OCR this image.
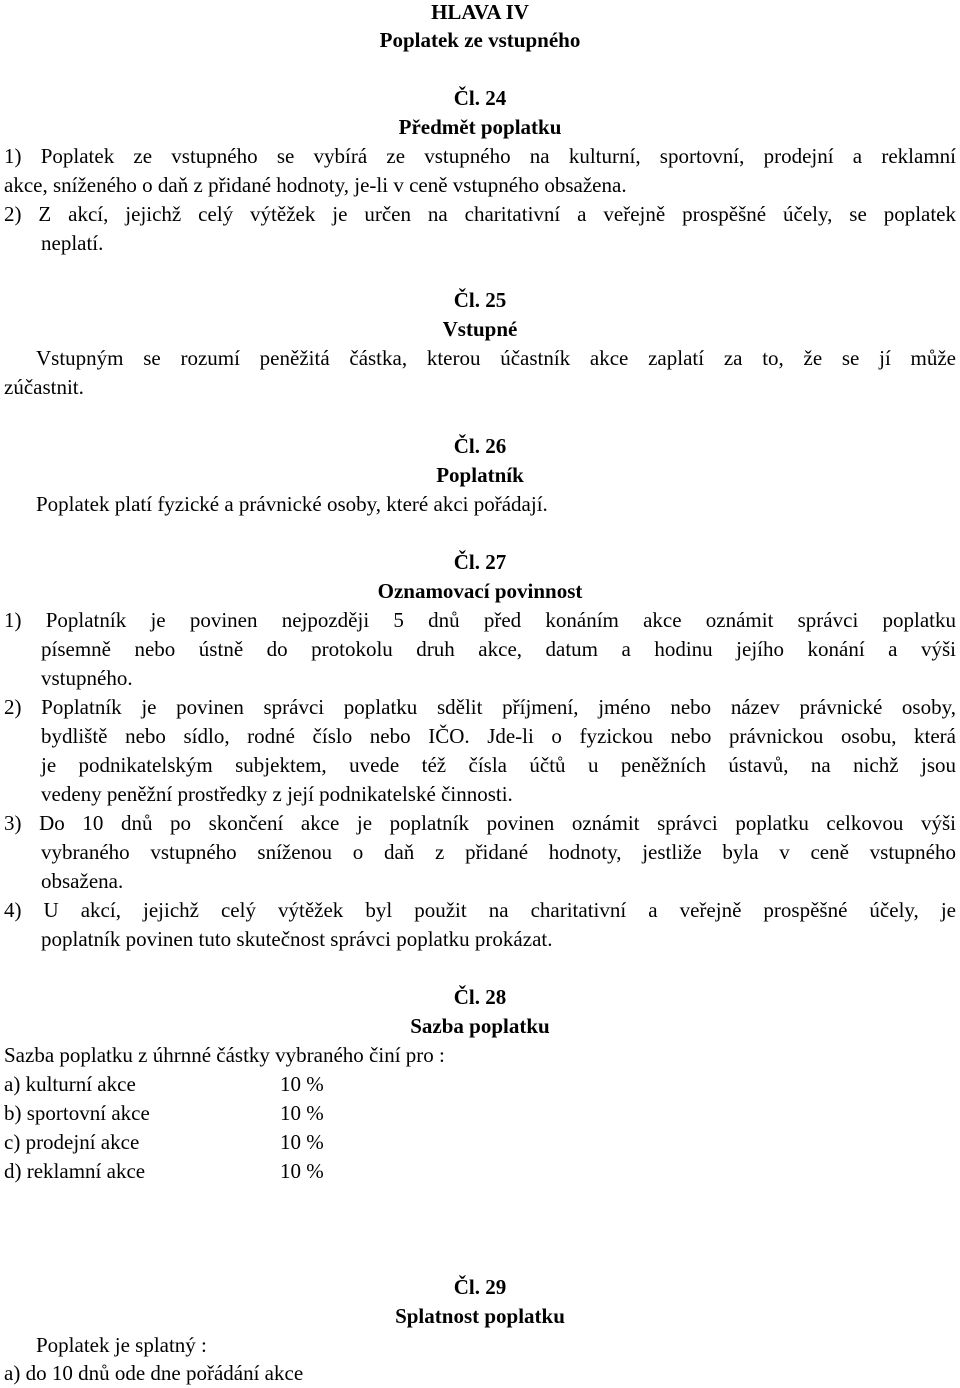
HLAVA IV
Poplatek ze vstupného
Čl. 24
Předmět poplatku
1) Poplatek ze vstupného se vybírá ze vstupného na kulturní, sportovní, prodejní a reklamní
akce, sníženého o daň z přidané hodnoty, je-li v ceně vstupného obsažena.
2) Z akcí, jejichž celý výtěžek je určen na charitativní a veřejně prospěšné účely, se poplatek
neplatí.
Čl. 25
Vstupné
Vstupným se rozumí peněžitá částka, kterou účastník akce zaplatí za to, že se jí může
zúčastnit.
Čl. 26
Poplatník
Poplatek platí fyzické a právnické osoby, které akci pořádají.
Čl. 27
Oznamovací povinnost
1) Poplatník je povinen nejpozději 5 dnů před konáním akce oznámit správci poplatku
písemně nebo ústně do protokolu druh akce, datum a hodinu jejího konání a výši
vstupného.
2) Poplatník je povinen správci poplatku sdělit příjmení, jméno nebo název právnické osoby,
bydliště nebo sídlo, rodné číslo nebo IČO. Jde-li o fyzickou nebo právnickou osobu, která
je podnikatelským subjektem, uvede též čísla účtů u peněžních ústavů, na nichž jsou
vedeny peněžní prostředky z její podnikatelské činnosti.
3) Do 10 dnů po skončení akce je poplatník povinen oznámit správci poplatku celkovou výši
vybraného vstupného sníženou o daň z přidané hodnoty, jestliže byla v ceně vstupného
obsažena.
4) U akcí, jejichž celý výtěžek byl použit na charitativní a veřejně prospěšné účely, je
poplatník povinen tuto skutečnost správci poplatku prokázat.
Čl. 28
Sazba poplatku
Sazba poplatku z úhrnné částky vybraného činí pro :
a) kulturní akce	10 %
b) sportovní akce	10 %
c) prodejní akce	10 %
d) reklamní akce	10 %
Čl. 29
Splatnost poplatku
Poplatek je splatný :
a) do 10 dnů ode dne pořádání akce
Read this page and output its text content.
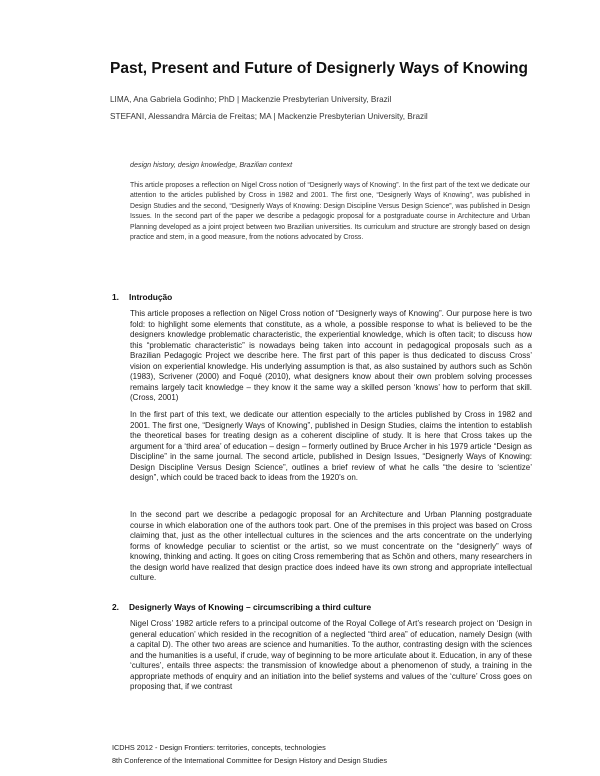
Past, Present and Future of Designerly Ways of Knowing
LIMA, Ana Gabriela Godinho; PhD | Mackenzie Presbyterian University, Brazil
STEFANI, Alessandra Márcia de Freitas; MA | Mackenzie Presbyterian University, Brazil
design history, design knowledge, Brazilian context

This article proposes a reflection on Nigel Cross notion of “Designerly ways of Knowing”. In the first part of the text we dedicate our attention to the articles published by Cross in 1982 and 2001. The first one, “Designerly Ways of Knowing”, was published in Design Studies and the second, “Designerly Ways of Knowing: Design Discipline Versus Design Science”, was published in Design Issues. In the second part of the paper we describe a pedagogic proposal for a postgraduate course in Architecture and Urban Planning developed as a joint project between two Brazilian universities. Its curriculum and structure are strongly based on design practice and stem, in a good measure, from the notions advocated by Cross.

1. Introdução

This article proposes a reflection on Nigel Cross notion of “Designerly ways of Knowing”. Our purpose here is two fold: to highlight some elements that constitute, as a whole, a possible response to what is believed to be the designers knowledge problematic characteristic, the experiential knowledge, which is often tacit; to discuss how this “problematic characteristic” is nowadays being taken into account in pedagogical proposals such as a Brazilian Pedagogic Project we describe here. The first part of this paper is thus dedicated to discuss Cross’ vision on experiential knowledge. His underlying assumption is that, as also sustained by authors such as Schön (1983), Scrivener (2000) and Foqué (2010), what designers know about their own problem solving processes remains largely tacit knowledge – they know it the same way a skilled person ‘knows’ how to perform that skill. (Cross, 2001)

In the first part of this text, we dedicate our attention especially to the articles published by Cross in 1982 and 2001. The first one, “Designerly Ways of Knowing”, published in Design Studies, claims the intention to establish the theoretical bases for treating design as a coherent discipline of study. It is here that Cross takes up the argument for a ‘third area’ of education – design – formerly outlined by Bruce Archer in his 1979 article “Design as Discipline” in the same journal. The second article, published in Design Issues, “Designerly Ways of Knowing: Design Discipline Versus Design Science”, outlines a brief review of what he calls “the desire to ‘scientize’ design”, which could be traced back to ideas from the 1920’s on.

In the second part we describe a pedagogic proposal for an Architecture and Urban Planning postgraduate course in which elaboration one of the authors took part. One of the premises in this project was based on Cross claiming that, just as the other intellectual cultures in the sciences and the arts concentrate on the underlying forms of knowledge peculiar to scientist or the artist, so we must concentrate on the “designerly” ways of knowing, thinking and acting. It goes on citing Cross remembering that as Schön and others, many researchers in the design world have realized that design practice does indeed have its own strong and appropriate intellectual culture.

2. Designerly Ways of Knowing – circumscribing a third culture

Nigel Cross’ 1982 article refers to a principal outcome of the Royal College of Art’s research project on ‘Design in general education’ which resided in the recognition of a neglected “third area” of education, namely Design (with a capital D). The other two areas are science and humanities. To the author, contrasting design with the sciences and the humanities is a useful, if crude, way of beginning to be more articulate about it. Education, in any of these ‘cultures’, entails three aspects: the transmission of knowledge about a phenomenon of study, a training in the appropriate methods of enquiry and an initiation into the belief systems and values of the ‘culture’ Cross goes on proposing that, if we contrast

ICDHS 2012 - Design Frontiers: territories, concepts, technologies
8th Conference of the International Committee for Design History and Design Studies
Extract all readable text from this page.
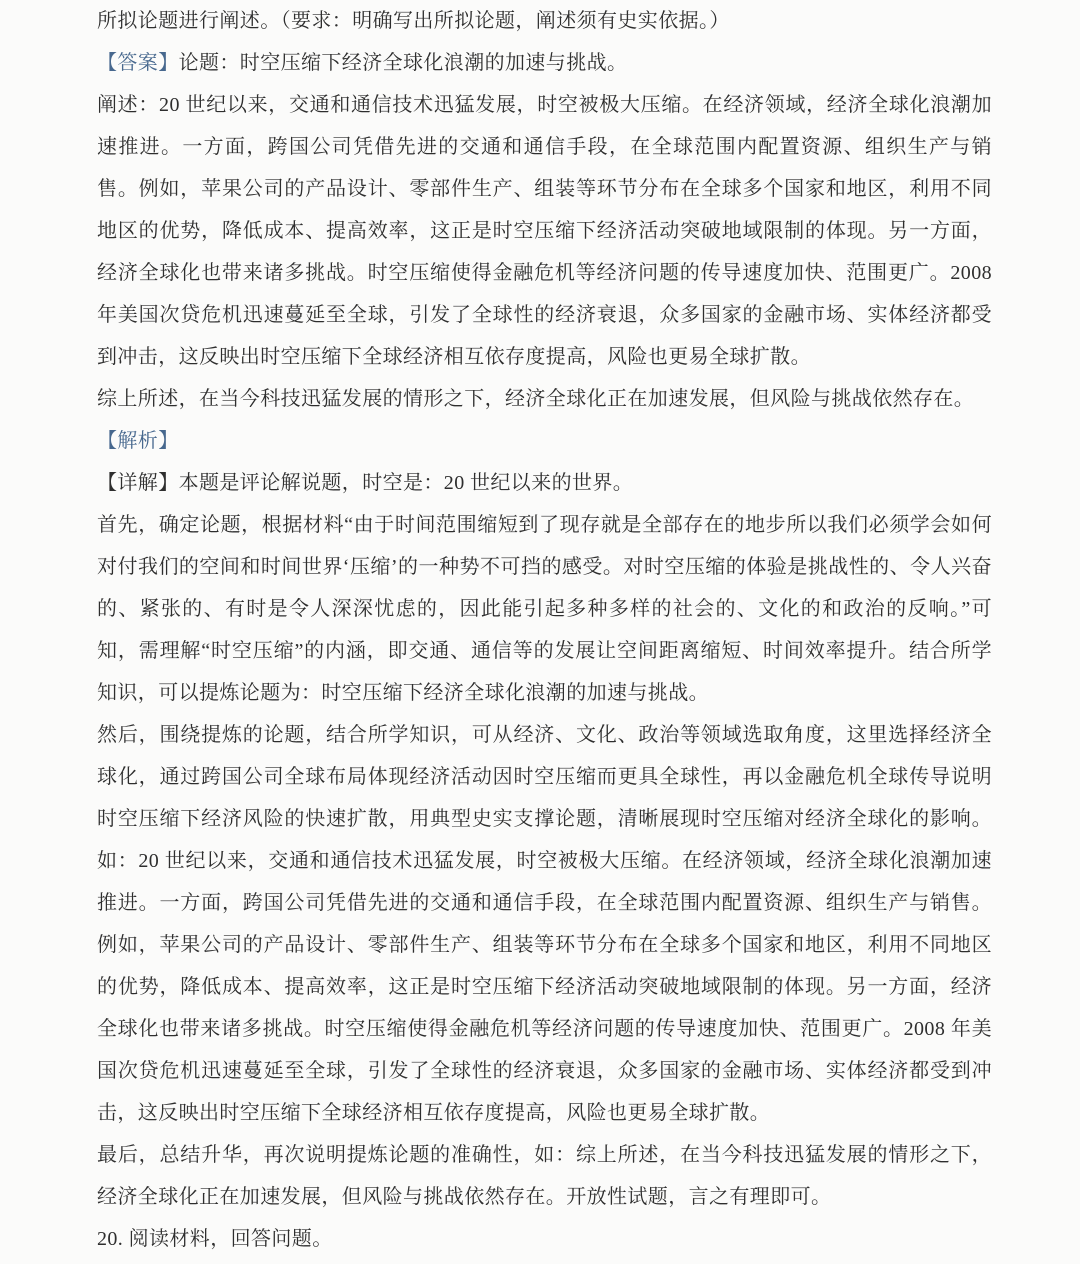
所拟论题进行阐述。（要求：明确写出所拟论题，阐述须有史实依据。）

【答案】论题：时空压缩下经济全球化浪潮的加速与挑战。

阐述：20 世纪以来，交通和通信技术迅猛发展，时空被极大压缩。在经济领域，经济全球化浪潮加速推进。一方面，跨国公司凭借先进的交通和通信手段，在全球范围内配置资源、组织生产与销售。例如，苹果公司的产品设计、零部件生产、组装等环节分布在全球多个国家和地区，利用不同地区的优势，降低成本、提高效率，这正是时空压缩下经济活动突破地域限制的体现。另一方面，经济全球化也带来诸多挑战。时空压缩使得金融危机等经济问题的传导速度加快、范围更广。2008 年美国次贷危机迅速蔓延至全球，引发了全球性的经济衰退，众多国家的金融市场、实体经济都受到冲击，这反映出时空压缩下全球经济相互依存度提高，风险也更易全球扩散。

综上所述，在当今科技迅猛发展的情形之下，经济全球化正在加速发展，但风险与挑战依然存在。

【解析】

【详解】本题是评论解说题，时空是：20 世纪以来的世界。

首先，确定论题，根据材料“由于时间范围缩短到了现存就是全部存在的地步所以我们必须学会如何对付我们的空间和时间世界‘压缩’的一种势不可挡的感受。对时空压缩的体验是挑战性的、令人兴奋的、紧张的、有时是令人深深忧虑的，因此能引起多种多样的社会的、文化的和政治的反响。”可知，需理解“时空压缩”的内涵，即交通、通信等的发展让空间距离缩短、时间效率提升。结合所学知识，可以提炼论题为：时空压缩下经济全球化浪潮的加速与挑战。

然后，围绕提炼的论题，结合所学知识，可从经济、文化、政治等领域选取角度，这里选择经济全球化，通过跨国公司全球布局体现经济活动因时空压缩而更具全球性，再以金融危机全球传导说明时空压缩下经济风险的快速扩散，用典型史实支撑论题，清晰展现时空压缩对经济全球化的影响。如：20 世纪以来，交通和通信技术迅猛发展，时空被极大压缩。在经济领域，经济全球化浪潮加速推进。一方面，跨国公司凭借先进的交通和通信手段，在全球范围内配置资源、组织生产与销售。例如，苹果公司的产品设计、零部件生产、组装等环节分布在全球多个国家和地区，利用不同地区的优势，降低成本、提高效率，这正是时空压缩下经济活动突破地域限制的体现。另一方面，经济全球化也带来诸多挑战。时空压缩使得金融危机等经济问题的传导速度加快、范围更广。2008 年美国次贷危机迅速蔓延至全球，引发了全球性的经济衰退，众多国家的金融市场、实体经济都受到冲击，这反映出时空压缩下全球经济相互依存度提高，风险也更易全球扩散。

最后，总结升华，再次说明提炼论题的准确性，如：综上所述，在当今科技迅猛发展的情形之下，经济全球化正在加速发展，但风险与挑战依然存在。开放性试题，言之有理即可。

20. 阅读材料，回答问题。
══════════════════════════════
# WRITTEN TASK
Begin with the line that contains "Extract all readable text from this page." and copy every line through the end of the listing, exactly as written, both ends included. Pictures are not part of the copy.

# FULL OUTPUT
Extract all readable text from this page.
所拟论题进行阐述。（要求：明确写出所拟论题，阐述须有史实依据。）

【答案】论题：时空压缩下经济全球化浪潮的加速与挑战。

阐述：20 世纪以来，交通和通信技术迅猛发展，时空被极大压缩。在经济领域，经济全球化浪潮加速推进。一方面，跨国公司凭借先进的交通和通信手段，在全球范围内配置资源、组织生产与销售。例如，苹果公司的产品设计、零部件生产、组装等环节分布在全球多个国家和地区，利用不同地区的优势，降低成本、提高效率，这正是时空压缩下经济活动突破地域限制的体现。另一方面，经济全球化也带来诸多挑战。时空压缩使得金融危机等经济问题的传导速度加快、范围更广。2008 年美国次贷危机迅速蔓延至全球，引发了全球性的经济衰退，众多国家的金融市场、实体经济都受到冲击，这反映出时空压缩下全球经济相互依存度提高，风险也更易全球扩散。

综上所述，在当今科技迅猛发展的情形之下，经济全球化正在加速发展，但风险与挑战依然存在。

【解析】

【详解】本题是评论解说题，时空是：20 世纪以来的世界。

首先，确定论题，根据材料“由于时间范围缩短到了现存就是全部存在的地步所以我们必须学会如何对付我们的空间和时间世界‘压缩’的一种势不可挡的感受。对时空压缩的体验是挑战性的、令人兴奋的、紧张的、有时是令人深深忧虑的，因此能引起多种多样的社会的、文化的和政治的反响。”可知，需理解“时空压缩”的内涵，即交通、通信等的发展让空间距离缩短、时间效率提升。结合所学知识，可以提炼论题为：时空压缩下经济全球化浪潮的加速与挑战。

然后，围绕提炼的论题，结合所学知识，可从经济、文化、政治等领域选取角度，这里选择经济全球化，通过跨国公司全球布局体现经济活动因时空压缩而更具全球性，再以金融危机全球传导说明时空压缩下经济风险的快速扩散，用典型史实支撑论题，清晰展现时空压缩对经济全球化的影响。如：20 世纪以来，交通和通信技术迅猛发展，时空被极大压缩。在经济领域，经济全球化浪潮加速推进。一方面，跨国公司凭借先进的交通和通信手段，在全球范围内配置资源、组织生产与销售。例如，苹果公司的产品设计、零部件生产、组装等环节分布在全球多个国家和地区，利用不同地区的优势，降低成本、提高效率，这正是时空压缩下经济活动突破地域限制的体现。另一方面，经济全球化也带来诸多挑战。时空压缩使得金融危机等经济问题的传导速度加快、范围更广。2008 年美国次贷危机迅速蔓延至全球，引发了全球性的经济衰退，众多国家的金融市场、实体经济都受到冲击，这反映出时空压缩下全球经济相互依存度提高，风险也更易全球扩散。

最后，总结升华，再次说明提炼论题的准确性，如：综上所述，在当今科技迅猛发展的情形之下，经济全球化正在加速发展，但风险与挑战依然存在。开放性试题，言之有理即可。

20. 阅读材料，回答问题。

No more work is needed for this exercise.